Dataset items
──────

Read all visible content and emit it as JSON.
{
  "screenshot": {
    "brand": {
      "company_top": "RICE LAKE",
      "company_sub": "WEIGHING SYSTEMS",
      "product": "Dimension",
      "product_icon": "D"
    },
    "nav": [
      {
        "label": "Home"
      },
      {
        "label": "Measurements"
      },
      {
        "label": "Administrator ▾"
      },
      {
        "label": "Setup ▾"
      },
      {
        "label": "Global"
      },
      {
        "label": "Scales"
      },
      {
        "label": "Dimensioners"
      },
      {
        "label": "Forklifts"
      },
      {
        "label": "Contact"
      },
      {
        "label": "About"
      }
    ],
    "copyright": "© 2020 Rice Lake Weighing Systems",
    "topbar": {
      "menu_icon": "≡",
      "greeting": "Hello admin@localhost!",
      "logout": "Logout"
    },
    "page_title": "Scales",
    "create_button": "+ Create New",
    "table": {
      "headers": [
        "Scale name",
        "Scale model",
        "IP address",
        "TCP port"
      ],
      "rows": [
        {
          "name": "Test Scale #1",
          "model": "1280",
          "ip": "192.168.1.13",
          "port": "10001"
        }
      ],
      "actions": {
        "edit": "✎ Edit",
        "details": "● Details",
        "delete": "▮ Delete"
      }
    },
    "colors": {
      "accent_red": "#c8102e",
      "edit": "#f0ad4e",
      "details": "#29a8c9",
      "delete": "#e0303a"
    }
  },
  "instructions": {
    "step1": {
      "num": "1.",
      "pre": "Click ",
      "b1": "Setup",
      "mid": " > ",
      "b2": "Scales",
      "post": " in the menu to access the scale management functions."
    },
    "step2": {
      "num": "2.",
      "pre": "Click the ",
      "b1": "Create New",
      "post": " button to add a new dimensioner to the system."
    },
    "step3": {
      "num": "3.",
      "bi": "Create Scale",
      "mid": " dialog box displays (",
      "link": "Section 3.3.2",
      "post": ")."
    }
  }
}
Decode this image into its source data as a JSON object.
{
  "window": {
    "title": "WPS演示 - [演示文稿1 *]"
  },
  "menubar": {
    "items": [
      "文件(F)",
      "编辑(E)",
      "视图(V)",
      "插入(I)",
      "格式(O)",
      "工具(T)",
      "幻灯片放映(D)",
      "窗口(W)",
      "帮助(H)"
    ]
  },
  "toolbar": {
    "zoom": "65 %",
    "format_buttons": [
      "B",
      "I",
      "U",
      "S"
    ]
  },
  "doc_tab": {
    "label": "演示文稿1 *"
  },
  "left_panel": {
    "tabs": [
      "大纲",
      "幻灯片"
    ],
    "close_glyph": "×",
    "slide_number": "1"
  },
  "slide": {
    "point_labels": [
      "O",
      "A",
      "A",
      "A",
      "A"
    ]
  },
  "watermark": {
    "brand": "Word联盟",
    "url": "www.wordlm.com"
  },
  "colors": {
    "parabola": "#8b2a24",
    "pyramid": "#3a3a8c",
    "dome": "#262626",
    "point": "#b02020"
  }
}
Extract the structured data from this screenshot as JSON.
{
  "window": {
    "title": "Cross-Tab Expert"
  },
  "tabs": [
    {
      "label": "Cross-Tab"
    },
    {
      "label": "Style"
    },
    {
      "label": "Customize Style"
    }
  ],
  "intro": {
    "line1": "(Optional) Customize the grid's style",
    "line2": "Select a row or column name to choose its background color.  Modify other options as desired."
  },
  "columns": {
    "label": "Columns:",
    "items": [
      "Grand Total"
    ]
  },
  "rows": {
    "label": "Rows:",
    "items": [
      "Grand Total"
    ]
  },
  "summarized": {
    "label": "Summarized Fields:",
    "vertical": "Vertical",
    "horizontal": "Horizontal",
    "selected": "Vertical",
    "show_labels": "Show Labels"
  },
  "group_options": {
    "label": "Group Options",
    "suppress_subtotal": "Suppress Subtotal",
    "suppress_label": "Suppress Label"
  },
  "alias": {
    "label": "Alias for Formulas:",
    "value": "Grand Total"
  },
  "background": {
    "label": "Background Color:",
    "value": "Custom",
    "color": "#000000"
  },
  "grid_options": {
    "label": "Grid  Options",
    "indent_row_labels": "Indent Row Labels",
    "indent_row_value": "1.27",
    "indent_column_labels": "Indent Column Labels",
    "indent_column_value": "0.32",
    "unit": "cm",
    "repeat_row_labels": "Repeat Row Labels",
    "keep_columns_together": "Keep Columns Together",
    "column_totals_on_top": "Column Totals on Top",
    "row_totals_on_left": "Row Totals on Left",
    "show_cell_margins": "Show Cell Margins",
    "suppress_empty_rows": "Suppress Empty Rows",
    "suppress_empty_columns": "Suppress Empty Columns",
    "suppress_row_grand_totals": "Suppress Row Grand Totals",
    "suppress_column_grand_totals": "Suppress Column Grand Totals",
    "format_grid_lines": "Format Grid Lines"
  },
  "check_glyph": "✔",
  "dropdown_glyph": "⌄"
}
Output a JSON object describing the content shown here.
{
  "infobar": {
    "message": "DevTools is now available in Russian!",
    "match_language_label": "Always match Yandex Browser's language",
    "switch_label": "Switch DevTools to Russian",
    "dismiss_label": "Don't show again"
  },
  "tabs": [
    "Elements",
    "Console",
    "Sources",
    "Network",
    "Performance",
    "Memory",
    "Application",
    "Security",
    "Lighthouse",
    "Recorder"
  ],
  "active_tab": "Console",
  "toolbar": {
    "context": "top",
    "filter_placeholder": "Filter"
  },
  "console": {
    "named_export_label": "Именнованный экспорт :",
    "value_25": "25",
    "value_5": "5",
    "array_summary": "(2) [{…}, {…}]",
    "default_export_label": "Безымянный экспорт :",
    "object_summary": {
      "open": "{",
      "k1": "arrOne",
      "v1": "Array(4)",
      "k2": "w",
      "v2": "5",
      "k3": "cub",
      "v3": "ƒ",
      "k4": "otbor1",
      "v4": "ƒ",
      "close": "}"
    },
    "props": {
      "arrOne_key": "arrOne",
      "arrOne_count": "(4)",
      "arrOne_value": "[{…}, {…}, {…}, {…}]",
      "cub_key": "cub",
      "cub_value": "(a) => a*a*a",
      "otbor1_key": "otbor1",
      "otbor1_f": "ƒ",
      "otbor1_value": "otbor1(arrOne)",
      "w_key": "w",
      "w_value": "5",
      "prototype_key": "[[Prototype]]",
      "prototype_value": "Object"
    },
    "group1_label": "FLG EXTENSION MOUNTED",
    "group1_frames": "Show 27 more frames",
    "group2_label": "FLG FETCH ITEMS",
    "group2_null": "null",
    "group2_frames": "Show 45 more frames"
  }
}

──────

Your task is to repeat the data exactly, with nothing left out.

▶ Response:
Read all visible content and emit it as JSON.
{
  "screenshot": {
    "brand": {
      "company_top": "RICE LAKE",
      "company_sub": "WEIGHING SYSTEMS",
      "product": "Dimension",
      "product_icon": "D"
    },
    "nav": [
      {
        "label": "Home"
      },
      {
        "label": "Measurements"
      },
      {
        "label": "Administrator ▾"
      },
      {
        "label": "Setup ▾"
      },
      {
        "label": "Global"
      },
      {
        "label": "Scales"
      },
      {
        "label": "Dimensioners"
      },
      {
        "label": "Forklifts"
      },
      {
        "label": "Contact"
      },
      {
        "label": "About"
      }
    ],
    "copyright": "© 2020 Rice Lake Weighing Systems",
    "topbar": {
      "menu_icon": "≡",
      "greeting": "Hello admin@localhost!",
      "logout": "Logout"
    },
    "page_title": "Scales",
    "create_button": "+ Create New",
    "table": {
      "headers": [
        "Scale name",
        "Scale model",
        "IP address",
        "TCP port"
      ],
      "rows": [
        {
          "name": "Test Scale #1",
          "model": "1280",
          "ip": "192.168.1.13",
          "port": "10001"
        }
      ],
      "actions": {
        "edit": "✎ Edit",
        "details": "● Details",
        "delete": "▮ Delete"
      }
    },
    "colors": {
      "accent_red": "#c8102e",
      "edit": "#f0ad4e",
      "details": "#29a8c9",
      "delete": "#e0303a"
    }
  },
  "instructions": {
    "step1": {
      "num": "1.",
      "pre": "Click ",
      "b1": "Setup",
      "mid": " > ",
      "b2": "Scales",
      "post": " in the menu to access the scale management functions."
    },
    "step2": {
      "num": "2.",
      "pre": "Click the ",
      "b1": "Create New",
      "post": " button to add a new dimensioner to the system."
    },
    "step3": {
      "num": "3.",
      "bi": "Create Scale",
      "mid": " dialog box displays (",
      "link": "Section 3.3.2",
      "post": ")."
    }
  }
}
Decode this image into its source data as a JSON object.
{
  "window": {
    "title": "WPS演示 - [演示文稿1 *]"
  },
  "menubar": {
    "items": [
      "文件(F)",
      "编辑(E)",
      "视图(V)",
      "插入(I)",
      "格式(O)",
      "工具(T)",
      "幻灯片放映(D)",
      "窗口(W)",
      "帮助(H)"
    ]
  },
  "toolbar": {
    "zoom": "65 %",
    "format_buttons": [
      "B",
      "I",
      "U",
      "S"
    ]
  },
  "doc_tab": {
    "label": "演示文稿1 *"
  },
  "left_panel": {
    "tabs": [
      "大纲",
      "幻灯片"
    ],
    "close_glyph": "×",
    "slide_number": "1"
  },
  "slide": {
    "point_labels": [
      "O",
      "A",
      "A",
      "A",
      "A"
    ]
  },
  "watermark": {
    "brand": "Word联盟",
    "url": "www.wordlm.com"
  },
  "colors": {
    "parabola": "#8b2a24",
    "pyramid": "#3a3a8c",
    "dome": "#262626",
    "point": "#b02020"
  }
}
Extract the structured data from this screenshot as JSON.
{
  "window": {
    "title": "Cross-Tab Expert"
  },
  "tabs": [
    {
      "label": "Cross-Tab"
    },
    {
      "label": "Style"
    },
    {
      "label": "Customize Style"
    }
  ],
  "intro": {
    "line1": "(Optional) Customize the grid's style",
    "line2": "Select a row or column name to choose its background color.  Modify other options as desired."
  },
  "columns": {
    "label": "Columns:",
    "items": [
      "Grand Total"
    ]
  },
  "rows": {
    "label": "Rows:",
    "items": [
      "Grand Total"
    ]
  },
  "summarized": {
    "label": "Summarized Fields:",
    "vertical": "Vertical",
    "horizontal": "Horizontal",
    "selected": "Vertical",
    "show_labels": "Show Labels"
  },
  "group_options": {
    "label": "Group Options",
    "suppress_subtotal": "Suppress Subtotal",
    "suppress_label": "Suppress Label"
  },
  "alias": {
    "label": "Alias for Formulas:",
    "value": "Grand Total"
  },
  "background": {
    "label": "Background Color:",
    "value": "Custom",
    "color": "#000000"
  },
  "grid_options": {
    "label": "Grid  Options",
    "indent_row_labels": "Indent Row Labels",
    "indent_row_value": "1.27",
    "indent_column_labels": "Indent Column Labels",
    "indent_column_value": "0.32",
    "unit": "cm",
    "repeat_row_labels": "Repeat Row Labels",
    "keep_columns_together": "Keep Columns Together",
    "column_totals_on_top": "Column Totals on Top",
    "row_totals_on_left": "Row Totals on Left",
    "show_cell_margins": "Show Cell Margins",
    "suppress_empty_rows": "Suppress Empty Rows",
    "suppress_empty_columns": "Suppress Empty Columns",
    "suppress_row_grand_totals": "Suppress Row Grand Totals",
    "suppress_column_grand_totals": "Suppress Column Grand Totals",
    "format_grid_lines": "Format Grid Lines"
  },
  "check_glyph": "✔",
  "dropdown_glyph": "⌄"
}
Output a JSON object describing the content shown here.
{
  "infobar": {
    "message": "DevTools is now available in Russian!",
    "match_language_label": "Always match Yandex Browser's language",
    "switch_label": "Switch DevTools to Russian",
    "dismiss_label": "Don't show again"
  },
  "tabs": [
    "Elements",
    "Console",
    "Sources",
    "Network",
    "Performance",
    "Memory",
    "Application",
    "Security",
    "Lighthouse",
    "Recorder"
  ],
  "active_tab": "Console",
  "toolbar": {
    "context": "top",
    "filter_placeholder": "Filter"
  },
  "console": {
    "named_export_label": "Именнованный экспорт :",
    "value_25": "25",
    "value_5": "5",
    "array_summary": "(2) [{…}, {…}]",
    "default_export_label": "Безымянный экспорт :",
    "object_summary": {
      "open": "{",
      "k1": "arrOne",
      "v1": "Array(4)",
      "k2": "w",
      "v2": "5",
      "k3": "cub",
      "v3": "ƒ",
      "k4": "otbor1",
      "v4": "ƒ",
      "close": "}"
    },
    "props": {
      "arrOne_key": "arrOne",
      "arrOne_count": "(4)",
      "arrOne_value": "[{…}, {…}, {…}, {…}]",
      "cub_key": "cub",
      "cub_value": "(a) => a*a*a",
      "otbor1_key": "otbor1",
      "otbor1_f": "ƒ",
      "otbor1_value": "otbor1(arrOne)",
      "w_key": "w",
      "w_value": "5",
      "prototype_key": "[[Prototype]]",
      "prototype_value": "Object"
    },
    "group1_label": "FLG EXTENSION MOUNTED",
    "group1_frames": "Show 27 more frames",
    "group2_label": "FLG FETCH ITEMS",
    "group2_null": "null",
    "group2_frames": "Show 45 more frames"
  }
}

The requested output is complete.